■ **REQUIREMENT**
Copy out all lines with the word "лимит" in them.

■ **AVAILABLE DATA**

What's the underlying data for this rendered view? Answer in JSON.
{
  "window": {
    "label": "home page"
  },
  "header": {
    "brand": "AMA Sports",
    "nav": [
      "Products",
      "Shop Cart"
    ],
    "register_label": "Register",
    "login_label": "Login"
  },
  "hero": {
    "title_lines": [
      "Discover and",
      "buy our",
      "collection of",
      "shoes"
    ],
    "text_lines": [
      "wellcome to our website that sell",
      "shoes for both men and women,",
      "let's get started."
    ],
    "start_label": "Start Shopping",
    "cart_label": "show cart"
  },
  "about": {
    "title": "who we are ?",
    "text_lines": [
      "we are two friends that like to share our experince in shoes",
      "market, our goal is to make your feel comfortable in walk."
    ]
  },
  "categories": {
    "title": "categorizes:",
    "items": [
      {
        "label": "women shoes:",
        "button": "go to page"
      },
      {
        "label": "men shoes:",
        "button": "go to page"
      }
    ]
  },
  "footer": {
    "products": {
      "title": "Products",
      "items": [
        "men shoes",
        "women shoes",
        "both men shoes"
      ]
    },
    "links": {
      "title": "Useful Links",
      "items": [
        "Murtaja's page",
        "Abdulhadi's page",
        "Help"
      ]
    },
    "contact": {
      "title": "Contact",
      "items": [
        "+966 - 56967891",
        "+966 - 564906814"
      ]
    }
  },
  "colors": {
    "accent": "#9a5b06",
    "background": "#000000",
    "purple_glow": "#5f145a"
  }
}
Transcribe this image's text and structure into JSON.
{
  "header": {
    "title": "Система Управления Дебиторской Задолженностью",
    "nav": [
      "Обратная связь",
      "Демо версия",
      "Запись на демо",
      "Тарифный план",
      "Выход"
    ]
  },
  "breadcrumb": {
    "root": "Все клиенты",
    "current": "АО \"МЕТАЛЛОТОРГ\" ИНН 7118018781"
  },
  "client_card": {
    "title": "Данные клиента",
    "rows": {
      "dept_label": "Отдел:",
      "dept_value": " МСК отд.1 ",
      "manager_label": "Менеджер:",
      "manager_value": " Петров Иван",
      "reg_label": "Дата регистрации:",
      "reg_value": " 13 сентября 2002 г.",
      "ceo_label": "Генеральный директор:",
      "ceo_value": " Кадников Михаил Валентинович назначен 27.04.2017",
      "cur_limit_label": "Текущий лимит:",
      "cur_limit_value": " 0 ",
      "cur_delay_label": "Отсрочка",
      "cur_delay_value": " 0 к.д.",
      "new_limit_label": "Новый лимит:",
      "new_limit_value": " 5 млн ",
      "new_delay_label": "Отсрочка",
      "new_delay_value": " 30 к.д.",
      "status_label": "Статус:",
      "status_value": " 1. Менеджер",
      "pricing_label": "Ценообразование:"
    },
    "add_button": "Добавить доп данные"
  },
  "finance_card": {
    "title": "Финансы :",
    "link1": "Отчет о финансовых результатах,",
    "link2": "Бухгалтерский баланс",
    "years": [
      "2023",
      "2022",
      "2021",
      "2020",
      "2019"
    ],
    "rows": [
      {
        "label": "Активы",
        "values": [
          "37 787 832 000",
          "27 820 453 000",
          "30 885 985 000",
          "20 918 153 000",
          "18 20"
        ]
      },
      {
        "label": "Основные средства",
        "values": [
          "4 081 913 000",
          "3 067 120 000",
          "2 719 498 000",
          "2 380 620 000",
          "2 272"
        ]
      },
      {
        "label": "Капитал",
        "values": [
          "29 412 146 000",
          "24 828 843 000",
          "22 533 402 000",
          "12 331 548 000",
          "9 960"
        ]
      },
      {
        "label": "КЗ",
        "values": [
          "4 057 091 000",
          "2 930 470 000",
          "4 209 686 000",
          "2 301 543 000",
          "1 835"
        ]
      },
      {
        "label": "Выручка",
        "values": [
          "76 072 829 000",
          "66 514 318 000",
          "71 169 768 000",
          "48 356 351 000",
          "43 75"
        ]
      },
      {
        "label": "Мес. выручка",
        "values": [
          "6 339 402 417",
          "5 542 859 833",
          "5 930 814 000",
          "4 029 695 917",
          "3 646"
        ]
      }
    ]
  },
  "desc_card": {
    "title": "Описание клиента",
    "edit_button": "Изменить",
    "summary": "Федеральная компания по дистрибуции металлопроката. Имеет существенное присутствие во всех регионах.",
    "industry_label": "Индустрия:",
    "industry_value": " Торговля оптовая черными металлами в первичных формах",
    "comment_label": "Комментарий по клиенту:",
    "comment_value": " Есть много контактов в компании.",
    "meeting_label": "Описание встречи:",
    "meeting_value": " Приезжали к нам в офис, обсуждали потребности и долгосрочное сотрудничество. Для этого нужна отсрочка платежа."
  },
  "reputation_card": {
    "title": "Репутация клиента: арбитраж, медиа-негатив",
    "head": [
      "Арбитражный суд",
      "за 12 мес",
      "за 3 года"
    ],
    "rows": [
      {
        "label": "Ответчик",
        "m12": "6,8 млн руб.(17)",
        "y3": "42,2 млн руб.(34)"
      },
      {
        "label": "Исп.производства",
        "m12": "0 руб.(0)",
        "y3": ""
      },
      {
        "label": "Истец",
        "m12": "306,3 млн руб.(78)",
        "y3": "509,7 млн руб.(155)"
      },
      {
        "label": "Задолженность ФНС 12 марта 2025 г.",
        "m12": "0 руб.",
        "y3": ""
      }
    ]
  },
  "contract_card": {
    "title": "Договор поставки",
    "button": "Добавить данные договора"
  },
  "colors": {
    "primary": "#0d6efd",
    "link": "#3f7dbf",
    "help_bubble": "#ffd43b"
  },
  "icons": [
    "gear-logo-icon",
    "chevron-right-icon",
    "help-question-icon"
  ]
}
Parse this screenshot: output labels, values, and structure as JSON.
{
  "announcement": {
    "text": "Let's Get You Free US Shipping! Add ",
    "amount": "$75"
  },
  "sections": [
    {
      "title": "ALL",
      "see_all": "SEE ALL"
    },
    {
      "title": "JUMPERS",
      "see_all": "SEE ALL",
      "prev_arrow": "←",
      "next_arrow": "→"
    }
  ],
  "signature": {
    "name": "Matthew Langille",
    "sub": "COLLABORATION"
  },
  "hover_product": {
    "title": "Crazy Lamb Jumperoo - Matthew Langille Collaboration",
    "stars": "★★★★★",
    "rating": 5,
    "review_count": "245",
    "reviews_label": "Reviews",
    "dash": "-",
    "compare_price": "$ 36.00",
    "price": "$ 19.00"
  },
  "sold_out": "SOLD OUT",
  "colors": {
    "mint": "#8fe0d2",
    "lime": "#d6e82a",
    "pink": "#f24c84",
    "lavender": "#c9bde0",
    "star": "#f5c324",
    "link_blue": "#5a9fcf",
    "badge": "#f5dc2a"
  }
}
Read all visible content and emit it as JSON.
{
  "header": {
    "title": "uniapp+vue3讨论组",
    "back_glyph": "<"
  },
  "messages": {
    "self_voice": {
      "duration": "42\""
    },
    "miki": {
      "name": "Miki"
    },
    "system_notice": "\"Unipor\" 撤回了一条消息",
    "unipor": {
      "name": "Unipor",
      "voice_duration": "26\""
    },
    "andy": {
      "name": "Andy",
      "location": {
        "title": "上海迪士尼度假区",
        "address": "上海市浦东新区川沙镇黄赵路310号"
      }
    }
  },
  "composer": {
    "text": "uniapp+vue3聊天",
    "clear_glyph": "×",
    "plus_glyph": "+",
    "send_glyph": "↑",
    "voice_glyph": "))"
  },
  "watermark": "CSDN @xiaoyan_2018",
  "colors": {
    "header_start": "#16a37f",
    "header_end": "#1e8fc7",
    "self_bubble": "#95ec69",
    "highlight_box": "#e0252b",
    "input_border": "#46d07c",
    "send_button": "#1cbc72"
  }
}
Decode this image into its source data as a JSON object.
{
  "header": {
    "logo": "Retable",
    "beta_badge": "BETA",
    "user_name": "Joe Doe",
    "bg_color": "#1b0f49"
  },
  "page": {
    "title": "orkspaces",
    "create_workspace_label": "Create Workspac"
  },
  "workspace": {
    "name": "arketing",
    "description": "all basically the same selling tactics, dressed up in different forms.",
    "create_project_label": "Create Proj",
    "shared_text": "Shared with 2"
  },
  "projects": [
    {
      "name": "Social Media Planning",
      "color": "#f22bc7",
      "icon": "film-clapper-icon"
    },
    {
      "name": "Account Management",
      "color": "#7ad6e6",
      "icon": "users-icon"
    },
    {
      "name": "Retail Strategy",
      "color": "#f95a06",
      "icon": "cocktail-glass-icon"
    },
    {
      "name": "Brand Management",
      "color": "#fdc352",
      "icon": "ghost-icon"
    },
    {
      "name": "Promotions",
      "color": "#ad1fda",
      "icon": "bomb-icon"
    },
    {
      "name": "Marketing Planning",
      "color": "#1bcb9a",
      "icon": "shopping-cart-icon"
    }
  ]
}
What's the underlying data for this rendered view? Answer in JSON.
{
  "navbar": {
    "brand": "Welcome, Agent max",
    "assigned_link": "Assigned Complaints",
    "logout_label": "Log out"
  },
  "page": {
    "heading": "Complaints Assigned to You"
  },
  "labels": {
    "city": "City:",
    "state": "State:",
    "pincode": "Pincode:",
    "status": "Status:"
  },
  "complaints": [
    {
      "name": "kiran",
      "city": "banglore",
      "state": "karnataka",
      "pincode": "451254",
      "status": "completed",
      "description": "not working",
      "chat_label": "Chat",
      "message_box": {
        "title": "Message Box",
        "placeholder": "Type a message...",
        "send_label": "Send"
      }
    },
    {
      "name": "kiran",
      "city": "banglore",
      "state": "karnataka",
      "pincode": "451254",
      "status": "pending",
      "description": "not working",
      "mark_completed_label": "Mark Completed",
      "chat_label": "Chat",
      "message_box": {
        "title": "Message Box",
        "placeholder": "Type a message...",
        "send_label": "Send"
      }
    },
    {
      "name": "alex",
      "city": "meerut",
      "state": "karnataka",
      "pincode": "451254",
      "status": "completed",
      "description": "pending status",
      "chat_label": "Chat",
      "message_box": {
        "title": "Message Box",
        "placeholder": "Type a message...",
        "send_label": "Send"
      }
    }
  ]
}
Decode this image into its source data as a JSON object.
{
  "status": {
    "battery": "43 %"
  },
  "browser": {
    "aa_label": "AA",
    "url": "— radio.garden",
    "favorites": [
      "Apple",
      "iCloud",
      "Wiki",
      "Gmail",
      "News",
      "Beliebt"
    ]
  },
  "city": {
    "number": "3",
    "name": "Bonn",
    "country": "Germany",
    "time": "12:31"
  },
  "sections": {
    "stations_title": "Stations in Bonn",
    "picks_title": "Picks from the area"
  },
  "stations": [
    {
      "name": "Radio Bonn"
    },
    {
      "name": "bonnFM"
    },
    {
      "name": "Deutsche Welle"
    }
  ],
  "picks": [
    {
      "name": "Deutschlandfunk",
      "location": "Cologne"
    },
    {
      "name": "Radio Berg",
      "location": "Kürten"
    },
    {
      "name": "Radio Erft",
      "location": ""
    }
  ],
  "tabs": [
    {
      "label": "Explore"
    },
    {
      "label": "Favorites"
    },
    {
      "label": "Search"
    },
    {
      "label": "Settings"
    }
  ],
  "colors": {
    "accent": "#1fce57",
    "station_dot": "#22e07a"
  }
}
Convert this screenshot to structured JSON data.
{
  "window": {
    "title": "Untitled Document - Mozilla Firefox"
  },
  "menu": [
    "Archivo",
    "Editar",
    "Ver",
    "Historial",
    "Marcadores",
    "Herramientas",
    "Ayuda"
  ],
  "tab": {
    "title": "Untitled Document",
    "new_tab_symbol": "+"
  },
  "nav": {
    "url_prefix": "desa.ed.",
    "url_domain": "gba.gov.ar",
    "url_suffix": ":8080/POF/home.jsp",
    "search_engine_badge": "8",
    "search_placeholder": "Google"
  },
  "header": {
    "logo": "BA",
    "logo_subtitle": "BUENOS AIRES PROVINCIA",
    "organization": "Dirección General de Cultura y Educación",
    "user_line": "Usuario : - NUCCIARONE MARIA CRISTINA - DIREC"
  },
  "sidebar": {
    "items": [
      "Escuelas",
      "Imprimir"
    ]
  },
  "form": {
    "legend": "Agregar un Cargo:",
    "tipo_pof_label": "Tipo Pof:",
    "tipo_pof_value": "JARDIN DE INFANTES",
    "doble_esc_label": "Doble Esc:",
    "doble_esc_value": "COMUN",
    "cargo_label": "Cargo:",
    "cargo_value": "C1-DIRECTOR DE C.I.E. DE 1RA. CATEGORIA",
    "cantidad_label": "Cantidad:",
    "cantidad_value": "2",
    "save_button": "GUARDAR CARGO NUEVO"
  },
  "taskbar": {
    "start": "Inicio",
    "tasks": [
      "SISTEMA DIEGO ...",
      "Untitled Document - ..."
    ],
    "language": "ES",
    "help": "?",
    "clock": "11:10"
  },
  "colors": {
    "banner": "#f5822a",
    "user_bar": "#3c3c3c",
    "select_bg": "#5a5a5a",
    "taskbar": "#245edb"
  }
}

■ **OUTPUT FOR THIS TASK**
      "cur_limit_label": "Текущий лимит:",
      "new_limit_label": "Новый лимит:",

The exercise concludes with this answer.